Request:
The required output is a single number: how many lines of the material contain the string "Size".

Task inputs:

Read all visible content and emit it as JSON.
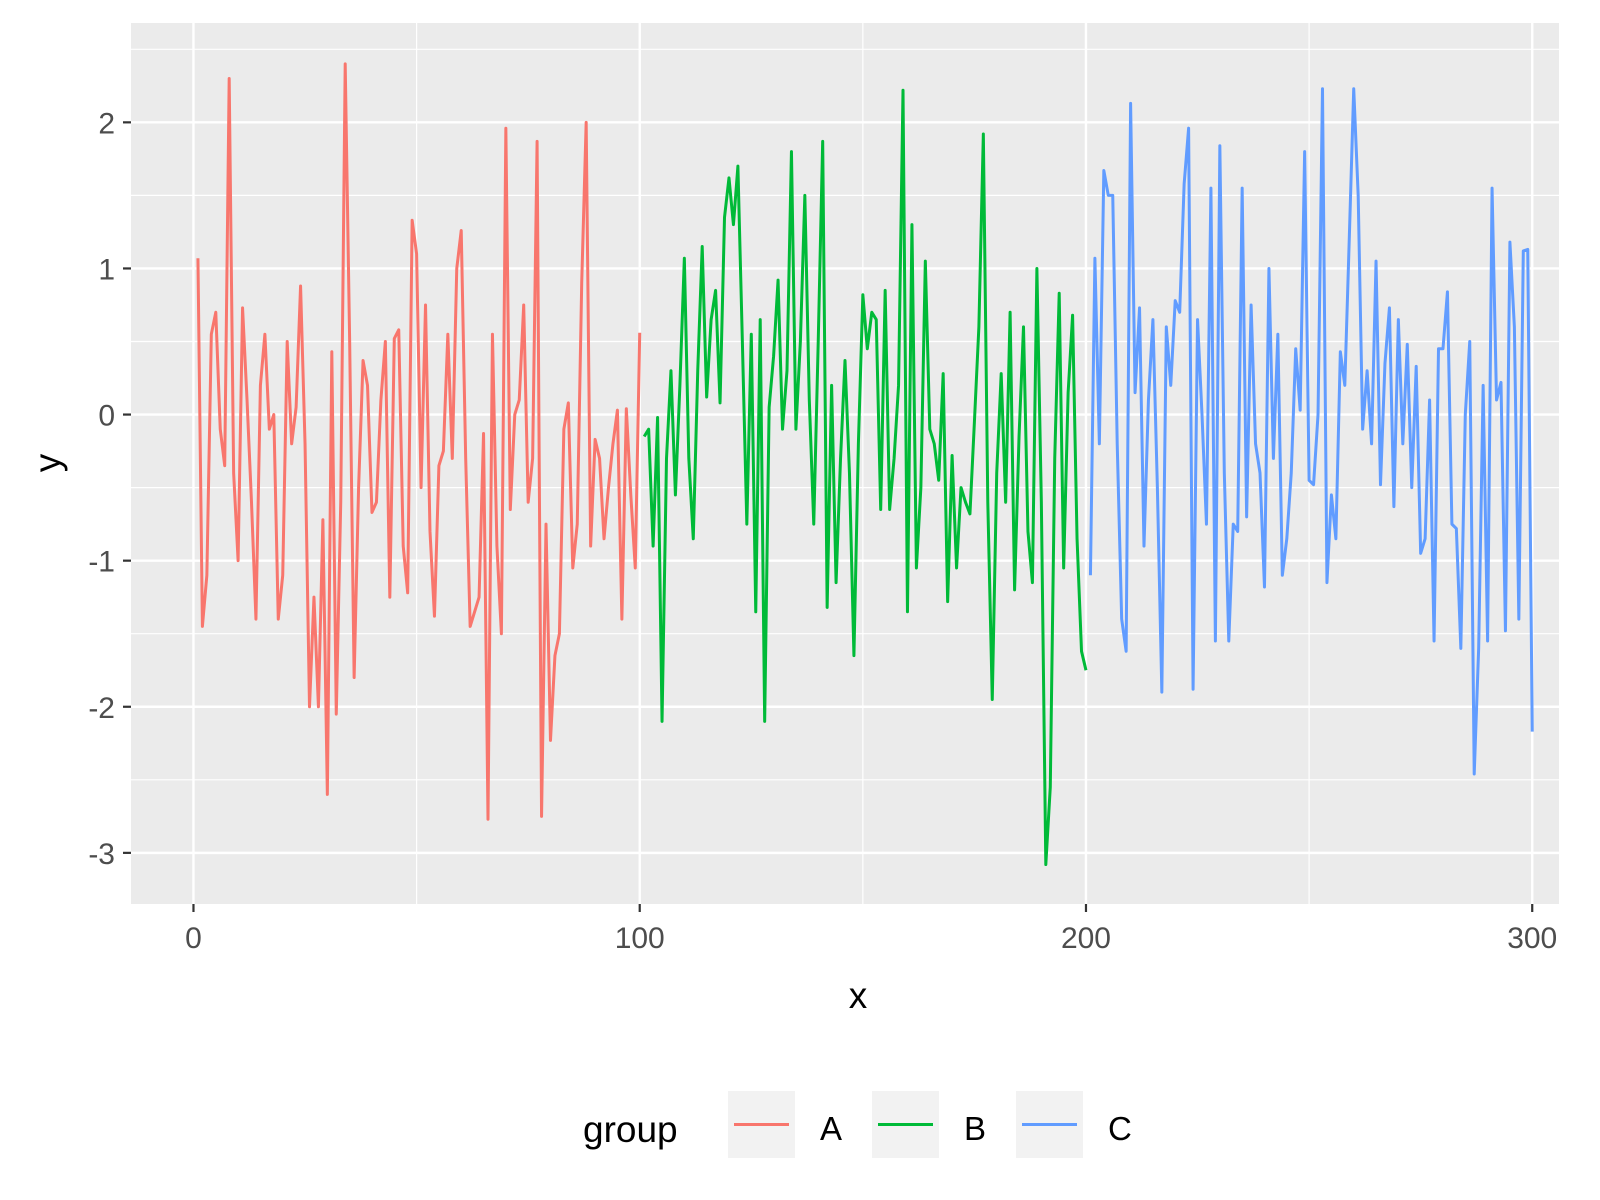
{
  "chart_data": {
    "type": "line",
    "x_label": "x",
    "y_label": "y",
    "legend_title": "group",
    "xlim": [
      -14,
      306
    ],
    "ylim": [
      -3.35,
      2.68
    ],
    "xticks": [
      0,
      100,
      200,
      300
    ],
    "yticks": [
      -3,
      -2,
      -1,
      0,
      1,
      2
    ],
    "x_minor_ticks": [
      50,
      150,
      250
    ],
    "y_minor_ticks": [
      -2.5,
      -1.5,
      -0.5,
      0.5,
      1.5,
      2.5
    ],
    "grid": true,
    "legend_position": "bottom",
    "series": [
      {
        "name": "A",
        "color": "#F8766D",
        "x": [
          1,
          2,
          3,
          4,
          5,
          6,
          7,
          8,
          9,
          10,
          11,
          12,
          13,
          14,
          15,
          16,
          17,
          18,
          19,
          20,
          21,
          22,
          23,
          24,
          25,
          26,
          27,
          28,
          29,
          30,
          31,
          32,
          33,
          34,
          35,
          36,
          37,
          38,
          39,
          40,
          41,
          42,
          43,
          44,
          45,
          46,
          47,
          48,
          49,
          50,
          51,
          52,
          53,
          54,
          55,
          56,
          57,
          58,
          59,
          60,
          61,
          62,
          63,
          64,
          65,
          66,
          67,
          68,
          69,
          70,
          71,
          72,
          73,
          74,
          75,
          76,
          77,
          78,
          79,
          80,
          81,
          82,
          83,
          84,
          85,
          86,
          87,
          88,
          89,
          90,
          91,
          92,
          93,
          94,
          95,
          96,
          97,
          98,
          99,
          100
        ],
        "values": [
          1.07,
          -1.45,
          -1.1,
          0.55,
          0.7,
          -0.1,
          -0.35,
          2.3,
          -0.4,
          -1.0,
          0.73,
          0.1,
          -0.6,
          -1.4,
          0.2,
          0.55,
          -0.1,
          0.0,
          -1.4,
          -1.1,
          0.5,
          -0.2,
          0.05,
          0.88,
          -0.2,
          -2.0,
          -1.25,
          -2.0,
          -0.72,
          -2.6,
          0.43,
          -2.05,
          -0.6,
          2.4,
          0.5,
          -1.8,
          -0.5,
          0.37,
          0.2,
          -0.67,
          -0.6,
          0.1,
          0.5,
          -1.25,
          0.52,
          0.58,
          -0.9,
          -1.22,
          1.33,
          1.1,
          -0.5,
          0.75,
          -0.8,
          -1.38,
          -0.35,
          -0.25,
          0.55,
          -0.3,
          1.0,
          1.26,
          -0.3,
          -1.45,
          -1.35,
          -1.25,
          -0.13,
          -2.77,
          0.55,
          -0.9,
          -1.5,
          1.96,
          -0.65,
          0.0,
          0.1,
          0.75,
          -0.6,
          -0.3,
          1.87,
          -2.75,
          -0.75,
          -2.23,
          -1.65,
          -1.5,
          -0.1,
          0.08,
          -1.05,
          -0.75,
          0.9,
          2.0,
          -0.9,
          -0.17,
          -0.3,
          -0.85,
          -0.5,
          -0.2,
          0.03,
          -1.4,
          0.04,
          -0.55,
          -1.05,
          0.56
        ]
      },
      {
        "name": "B",
        "color": "#00BA38",
        "x": [
          101,
          102,
          103,
          104,
          105,
          106,
          107,
          108,
          109,
          110,
          111,
          112,
          113,
          114,
          115,
          116,
          117,
          118,
          119,
          120,
          121,
          122,
          123,
          124,
          125,
          126,
          127,
          128,
          129,
          130,
          131,
          132,
          133,
          134,
          135,
          136,
          137,
          138,
          139,
          140,
          141,
          142,
          143,
          144,
          145,
          146,
          147,
          148,
          149,
          150,
          151,
          152,
          153,
          154,
          155,
          156,
          157,
          158,
          159,
          160,
          161,
          162,
          163,
          164,
          165,
          166,
          167,
          168,
          169,
          170,
          171,
          172,
          173,
          174,
          175,
          176,
          177,
          178,
          179,
          180,
          181,
          182,
          183,
          184,
          185,
          186,
          187,
          188,
          189,
          190,
          191,
          192,
          193,
          194,
          195,
          196,
          197,
          198,
          199,
          200
        ],
        "values": [
          -0.15,
          -0.1,
          -0.9,
          -0.02,
          -2.1,
          -0.3,
          0.3,
          -0.55,
          0.2,
          1.07,
          -0.3,
          -0.85,
          0.3,
          1.15,
          0.12,
          0.65,
          0.85,
          0.08,
          1.35,
          1.62,
          1.3,
          1.7,
          0.5,
          -0.75,
          0.55,
          -1.35,
          0.65,
          -2.1,
          0.05,
          0.4,
          0.92,
          -0.1,
          0.3,
          1.8,
          -0.1,
          0.5,
          1.5,
          0.1,
          -0.75,
          0.5,
          1.87,
          -1.32,
          0.2,
          -1.15,
          -0.3,
          0.37,
          -0.4,
          -1.65,
          -0.2,
          0.82,
          0.45,
          0.7,
          0.65,
          -0.65,
          0.85,
          -0.65,
          -0.3,
          0.2,
          2.22,
          -1.35,
          1.3,
          -1.05,
          -0.5,
          1.05,
          -0.1,
          -0.2,
          -0.45,
          0.28,
          -1.28,
          -0.28,
          -1.05,
          -0.5,
          -0.6,
          -0.68,
          -0.05,
          0.6,
          1.92,
          -0.6,
          -1.95,
          -0.4,
          0.28,
          -0.6,
          0.7,
          -1.2,
          -0.15,
          0.6,
          -0.8,
          -1.15,
          1.0,
          -0.6,
          -3.08,
          -2.55,
          -0.3,
          0.83,
          -1.05,
          0.15,
          0.68,
          -0.85,
          -1.62,
          -1.75
        ]
      },
      {
        "name": "C",
        "color": "#619CFF",
        "x": [
          201,
          202,
          203,
          204,
          205,
          206,
          207,
          208,
          209,
          210,
          211,
          212,
          213,
          214,
          215,
          216,
          217,
          218,
          219,
          220,
          221,
          222,
          223,
          224,
          225,
          226,
          227,
          228,
          229,
          230,
          231,
          232,
          233,
          234,
          235,
          236,
          237,
          238,
          239,
          240,
          241,
          242,
          243,
          244,
          245,
          246,
          247,
          248,
          249,
          250,
          251,
          252,
          253,
          254,
          255,
          256,
          257,
          258,
          259,
          260,
          261,
          262,
          263,
          264,
          265,
          266,
          267,
          268,
          269,
          270,
          271,
          272,
          273,
          274,
          275,
          276,
          277,
          278,
          279,
          280,
          281,
          282,
          283,
          284,
          285,
          286,
          287,
          288,
          289,
          290,
          291,
          292,
          293,
          294,
          295,
          296,
          297,
          298,
          299,
          300
        ],
        "values": [
          -1.1,
          1.07,
          -0.2,
          1.67,
          1.5,
          1.5,
          -0.2,
          -1.4,
          -1.62,
          2.13,
          0.15,
          0.73,
          -0.9,
          0.1,
          0.65,
          -0.5,
          -1.9,
          0.6,
          0.2,
          0.78,
          0.7,
          1.58,
          1.96,
          -1.88,
          0.65,
          0.0,
          -0.75,
          1.55,
          -1.55,
          1.84,
          -0.4,
          -1.55,
          -0.75,
          -0.8,
          1.55,
          -0.7,
          0.75,
          -0.2,
          -0.4,
          -1.18,
          1.0,
          -0.3,
          0.55,
          -1.1,
          -0.85,
          -0.4,
          0.45,
          0.03,
          1.8,
          -0.45,
          -0.48,
          0.0,
          2.23,
          -1.15,
          -0.55,
          -0.85,
          0.43,
          0.2,
          1.2,
          2.23,
          1.5,
          -0.1,
          0.3,
          -0.2,
          1.05,
          -0.48,
          0.35,
          0.73,
          -0.63,
          0.65,
          -0.2,
          0.48,
          -0.5,
          0.33,
          -0.95,
          -0.85,
          0.1,
          -1.55,
          0.45,
          0.45,
          0.84,
          -0.75,
          -0.78,
          -1.6,
          0.0,
          0.5,
          -2.46,
          -1.6,
          0.2,
          -1.55,
          1.55,
          0.1,
          0.22,
          -1.48,
          1.18,
          0.6,
          -1.4,
          1.12,
          1.13,
          -2.17
        ]
      }
    ]
  }
}
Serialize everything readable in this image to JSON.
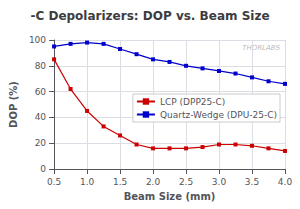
{
  "chart_data": {
    "type": "line",
    "title": "-C Depolarizers: DOP vs. Beam Size",
    "xlabel": "Beam Size (mm)",
    "ylabel": "DOP (%)",
    "x": [
      0.5,
      0.75,
      1.0,
      1.25,
      1.5,
      1.75,
      2.0,
      2.25,
      2.5,
      2.75,
      3.0,
      3.25,
      3.5,
      3.75,
      4.0
    ],
    "series": [
      {
        "name": "LCP (DPP25-C)",
        "color": "#cc0000",
        "marker": "square",
        "values": [
          85,
          62,
          45,
          33,
          26,
          19,
          16,
          16,
          16,
          17,
          19,
          19,
          18,
          16,
          14
        ]
      },
      {
        "name": "Quartz-Wedge (DPU-25-C)",
        "color": "#0000cc",
        "marker": "square",
        "values": [
          95,
          97,
          98,
          97,
          93,
          89,
          85,
          83,
          80,
          78,
          76,
          74,
          71,
          68,
          66
        ]
      }
    ],
    "xlim": [
      0.5,
      4.0
    ],
    "ylim": [
      0,
      100
    ],
    "xticks": [
      0.5,
      {
        "value": 1.0,
        "label": "1.0"
      },
      1.5,
      {
        "value": 2.0,
        "label": "2.0"
      },
      2.5,
      {
        "value": 3.0,
        "label": "3.0"
      },
      3.5,
      {
        "value": 4.0,
        "label": "4.0"
      }
    ],
    "yticks": [
      0,
      20,
      40,
      60,
      80,
      100
    ],
    "grid": true,
    "legend": "center",
    "annotations": [
      "THORLABS"
    ]
  }
}
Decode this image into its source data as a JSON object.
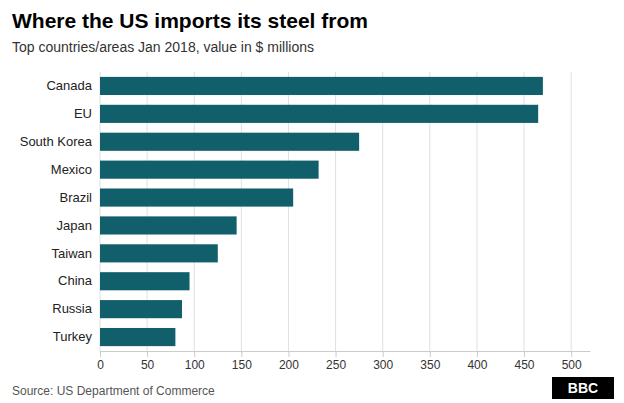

Answer:
2